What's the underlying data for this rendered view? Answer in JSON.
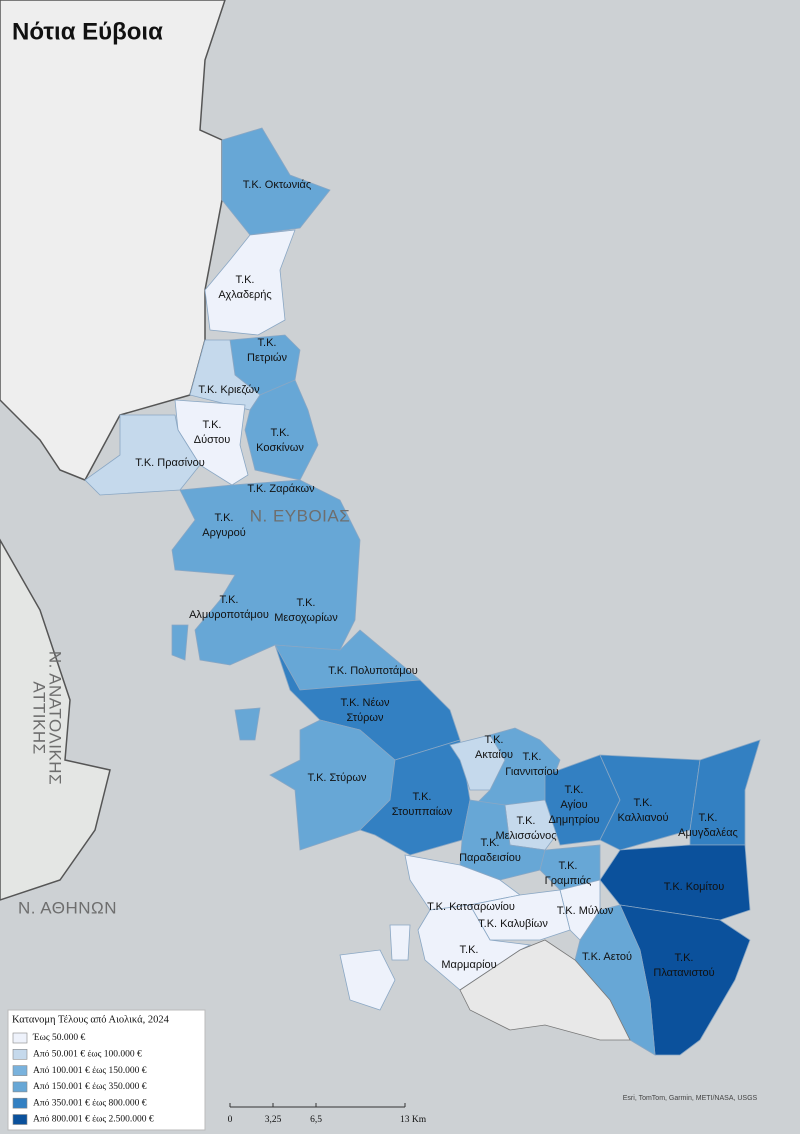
{
  "title": "Νότια Εύβοια",
  "region_labels": [
    [
      "Τ.Κ. Οκτωνιάς"
    ],
    [
      "Τ.Κ.",
      "Αχλαδερής"
    ],
    [
      "Τ.Κ.",
      "Πετριών"
    ],
    [
      "Τ.Κ. Κριεζών"
    ],
    [
      "Τ.Κ.",
      "Δύστου"
    ],
    [
      "Τ.Κ.",
      "Κοσκίνων"
    ],
    [
      "Τ.Κ. Πρασίνου"
    ],
    [
      "Τ.Κ. Ζαράκων"
    ],
    [
      "Τ.Κ.",
      "Αργυρού"
    ],
    [
      "Τ.Κ.",
      "Αλμυροποτάμου"
    ],
    [
      "Τ.Κ.",
      "Μεσοχωρίων"
    ],
    [
      "Τ.Κ. Πολυποτάμου"
    ],
    [
      "Τ.Κ. Νέων",
      "Στύρων"
    ],
    [
      "Τ.Κ.",
      "Ακταίου"
    ],
    [
      "Τ.Κ.",
      "Γιαννιτσίου"
    ],
    [
      "Τ.Κ. Στύρων"
    ],
    [
      "Τ.Κ.",
      "Στουππαίων"
    ],
    [
      "Τ.Κ.",
      "Αγίου",
      "Δημητρίου"
    ],
    [
      "Τ.Κ.",
      "Καλλιανού"
    ],
    [
      "Τ.Κ.",
      "Αμυγδαλέας"
    ],
    [
      "Τ.Κ.",
      "Μελισσώνος"
    ],
    [
      "Τ.Κ.",
      "Παραδεισίου"
    ],
    [
      "Τ.Κ.",
      "Γραμπιάς"
    ],
    [
      "Τ.Κ. Κομίτου"
    ],
    [
      "Τ.Κ. Κατσαρωνίου"
    ],
    [
      "Τ.Κ. Μύλων"
    ],
    [
      "Τ.Κ. Καλυβίων"
    ],
    [
      "Τ.Κ.",
      "Μαρμαρίου"
    ],
    [
      "Τ.Κ. Αετού"
    ],
    [
      "Τ.Κ.",
      "Πλατανιστού"
    ]
  ],
  "area_labels": [
    "Ν. ΕΥΒΟΙΑΣ",
    "Ν. ΑΝΑΤΟΛΙΚΗΣ",
    "ΑΤΤΙΚΗΣ",
    "Ν. ΑΘΗΝΩΝ"
  ],
  "legend": {
    "title": "Κατανομη Τέλους από Αιολικά, 2024",
    "classes": [
      {
        "label": "Έως 50.000 €",
        "color": "#eef2fb"
      },
      {
        "label": "Από 50.001 € έως 100.000 €",
        "color": "#c5d9ec"
      },
      {
        "label": "Από 100.001 € έως 150.000 €",
        "color": "#79b2dd"
      },
      {
        "label": "Από 150.001 € έως 350.000 €",
        "color": "#67a7d6"
      },
      {
        "label": "Από 350.001 € έως 800.000 €",
        "color": "#3380c2"
      },
      {
        "label": "Από 800.001 € έως 2.500.000 €",
        "color": "#0b519c"
      }
    ]
  },
  "scale_bar": [
    "0",
    "3,25",
    "6,5",
    "13 Km"
  ],
  "attribution": "Esri, TomTom, Garmin, METI/NASA, USGS"
}
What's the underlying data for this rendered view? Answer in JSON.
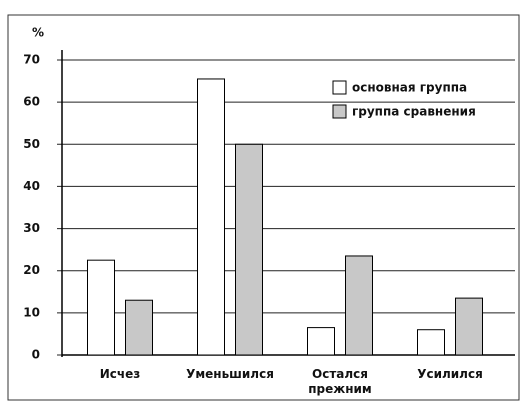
{
  "chart_data": {
    "type": "bar",
    "y_label": "%",
    "categories": [
      "Исчез",
      "Уменьшился",
      "Остался\nпрежним",
      "Усилился"
    ],
    "series": [
      {
        "name": "основная группа",
        "color": "#ffffff",
        "values": [
          22.5,
          65.5,
          6.5,
          6
        ]
      },
      {
        "name": "группа сравнения",
        "color": "#c8c8c8",
        "values": [
          13,
          50,
          23.5,
          13.5
        ]
      }
    ],
    "ylim": [
      0,
      70
    ],
    "yticks": [
      0,
      10,
      20,
      30,
      40,
      50,
      60,
      70
    ],
    "grid": true,
    "legend": "upper right"
  }
}
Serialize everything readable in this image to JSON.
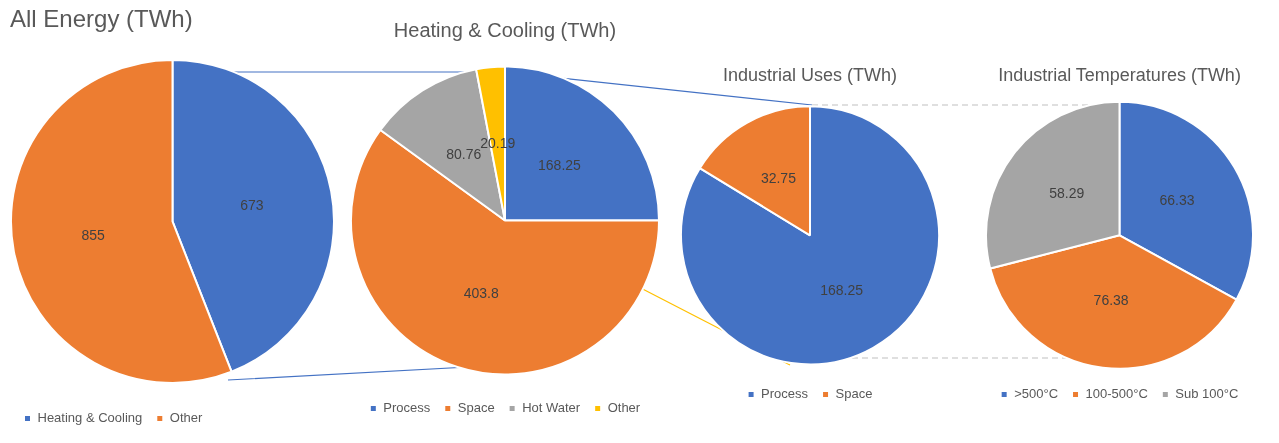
{
  "chart_data": [
    {
      "type": "pie",
      "title": "All Energy (TWh)",
      "categories": [
        "Heating & Cooling",
        "Other"
      ],
      "values": [
        673,
        855
      ],
      "colors": [
        "#4472c4",
        "#ed7d31"
      ],
      "data_labels": true,
      "legend": "bottom left"
    },
    {
      "type": "pie",
      "title": "Heating & Cooling (TWh)",
      "categories": [
        "Process",
        "Space",
        "Hot Water",
        "Other"
      ],
      "values": [
        168.25,
        403.8,
        80.76,
        20.19
      ],
      "colors": [
        "#4472c4",
        "#ed7d31",
        "#a5a5a5",
        "#ffc000"
      ],
      "data_labels": true,
      "legend": "bottom"
    },
    {
      "type": "pie",
      "title": "Industrial Uses (TWh)",
      "categories": [
        "Process",
        "Space"
      ],
      "values": [
        168.25,
        32.75
      ],
      "colors": [
        "#4472c4",
        "#ed7d31"
      ],
      "data_labels": true,
      "legend": "bottom"
    },
    {
      "type": "pie",
      "title": "Industrial Temperatures (TWh)",
      "categories": [
        ">500°C",
        "100-500°C",
        "Sub 100°C"
      ],
      "values": [
        66.33,
        76.38,
        58.29
      ],
      "colors": [
        "#4472c4",
        "#ed7d31",
        "#a5a5a5"
      ],
      "data_labels": true,
      "legend": "bottom"
    }
  ]
}
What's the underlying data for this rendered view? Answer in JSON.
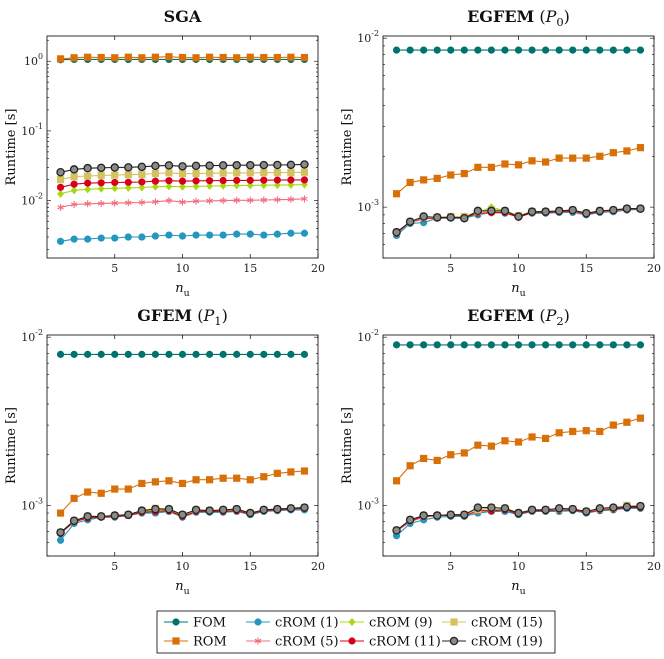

________

Would you return the data exactly as written, without the pictures?

Solution for this task »
What's the underlying data for this rendered view? Answer in JSON.
{
  "title": "Νότια Εύβοια",
  "region_labels": [
    [
      "Τ.Κ. Οκτωνιάς"
    ],
    [
      "Τ.Κ.",
      "Αχλαδερής"
    ],
    [
      "Τ.Κ.",
      "Πετριών"
    ],
    [
      "Τ.Κ. Κριεζών"
    ],
    [
      "Τ.Κ.",
      "Δύστου"
    ],
    [
      "Τ.Κ.",
      "Κοσκίνων"
    ],
    [
      "Τ.Κ. Πρασίνου"
    ],
    [
      "Τ.Κ. Ζαράκων"
    ],
    [
      "Τ.Κ.",
      "Αργυρού"
    ],
    [
      "Τ.Κ.",
      "Αλμυροποτάμου"
    ],
    [
      "Τ.Κ.",
      "Μεσοχωρίων"
    ],
    [
      "Τ.Κ. Πολυποτάμου"
    ],
    [
      "Τ.Κ. Νέων",
      "Στύρων"
    ],
    [
      "Τ.Κ.",
      "Ακταίου"
    ],
    [
      "Τ.Κ.",
      "Γιαννιτσίου"
    ],
    [
      "Τ.Κ. Στύρων"
    ],
    [
      "Τ.Κ.",
      "Στουππαίων"
    ],
    [
      "Τ.Κ.",
      "Αγίου",
      "Δημητρίου"
    ],
    [
      "Τ.Κ.",
      "Καλλιανού"
    ],
    [
      "Τ.Κ.",
      "Αμυγδαλέας"
    ],
    [
      "Τ.Κ.",
      "Μελισσώνος"
    ],
    [
      "Τ.Κ.",
      "Παραδεισίου"
    ],
    [
      "Τ.Κ.",
      "Γραμπιάς"
    ],
    [
      "Τ.Κ. Κομίτου"
    ],
    [
      "Τ.Κ. Κατσαρωνίου"
    ],
    [
      "Τ.Κ. Μύλων"
    ],
    [
      "Τ.Κ. Καλυβίων"
    ],
    [
      "Τ.Κ.",
      "Μαρμαρίου"
    ],
    [
      "Τ.Κ. Αετού"
    ],
    [
      "Τ.Κ.",
      "Πλατανιστού"
    ]
  ],
  "area_labels": [
    "Ν. ΕΥΒΟΙΑΣ",
    "Ν. ΑΝΑΤΟΛΙΚΗΣ",
    "ΑΤΤΙΚΗΣ",
    "Ν. ΑΘΗΝΩΝ"
  ],
  "legend": {
    "title": "Κατανομη Τέλους από Αιολικά, 2024",
    "classes": [
      {
        "label": "Έως 50.000 €",
        "color": "#eef2fb"
      },
      {
        "label": "Από 50.001 € έως 100.000 €",
        "color": "#c5d9ec"
      },
      {
        "label": "Από 100.001 € έως 150.000 €",
        "color": "#79b2dd"
      },
      {
        "label": "Από 150.001 € έως 350.000 €",
        "color": "#67a7d6"
      },
      {
        "label": "Από 350.001 € έως 800.000 €",
        "color": "#3380c2"
      },
      {
        "label": "Από 800.001 € έως 2.500.000 €",
        "color": "#0b519c"
      }
    ]
  },
  "scale_bar": [
    "0",
    "3,25",
    "6,5",
    "13 Km"
  ],
  "attribution": "Esri, TomTom, Garmin, METI/NASA, USGS"
}
What's the underlying data for this rendered view? Answer in JSON.
{
  "chart_data": {
    "type": "bar",
    "y_label": "%",
    "categories": [
      "Исчез",
      "Уменьшился",
      "Остался\nпрежним",
      "Усилился"
    ],
    "series": [
      {
        "name": "основная группа",
        "color": "#ffffff",
        "values": [
          22.5,
          65.5,
          6.5,
          6
        ]
      },
      {
        "name": "группа сравнения",
        "color": "#c8c8c8",
        "values": [
          13,
          50,
          23.5,
          13.5
        ]
      }
    ],
    "ylim": [
      0,
      70
    ],
    "yticks": [
      0,
      10,
      20,
      30,
      40,
      50,
      60,
      70
    ],
    "grid": true,
    "legend": "upper right"
  }
}
Serialize everything readable in this image to JSON.
{
  "chart_data": [
    {
      "type": "pie",
      "title": "All Energy (TWh)",
      "categories": [
        "Heating & Cooling",
        "Other"
      ],
      "values": [
        673,
        855
      ],
      "colors": [
        "#4472c4",
        "#ed7d31"
      ],
      "data_labels": true,
      "legend": "bottom left"
    },
    {
      "type": "pie",
      "title": "Heating & Cooling (TWh)",
      "categories": [
        "Process",
        "Space",
        "Hot Water",
        "Other"
      ],
      "values": [
        168.25,
        403.8,
        80.76,
        20.19
      ],
      "colors": [
        "#4472c4",
        "#ed7d31",
        "#a5a5a5",
        "#ffc000"
      ],
      "data_labels": true,
      "legend": "bottom"
    },
    {
      "type": "pie",
      "title": "Industrial Uses (TWh)",
      "categories": [
        "Process",
        "Space"
      ],
      "values": [
        168.25,
        32.75
      ],
      "colors": [
        "#4472c4",
        "#ed7d31"
      ],
      "data_labels": true,
      "legend": "bottom"
    },
    {
      "type": "pie",
      "title": "Industrial Temperatures (TWh)",
      "categories": [
        ">500°C",
        "100-500°C",
        "Sub 100°C"
      ],
      "values": [
        66.33,
        76.38,
        58.29
      ],
      "colors": [
        "#4472c4",
        "#ed7d31",
        "#a5a5a5"
      ],
      "data_labels": true,
      "legend": "bottom"
    }
  ]
}
What's the underlying data for this rendered view? Answer in JSON.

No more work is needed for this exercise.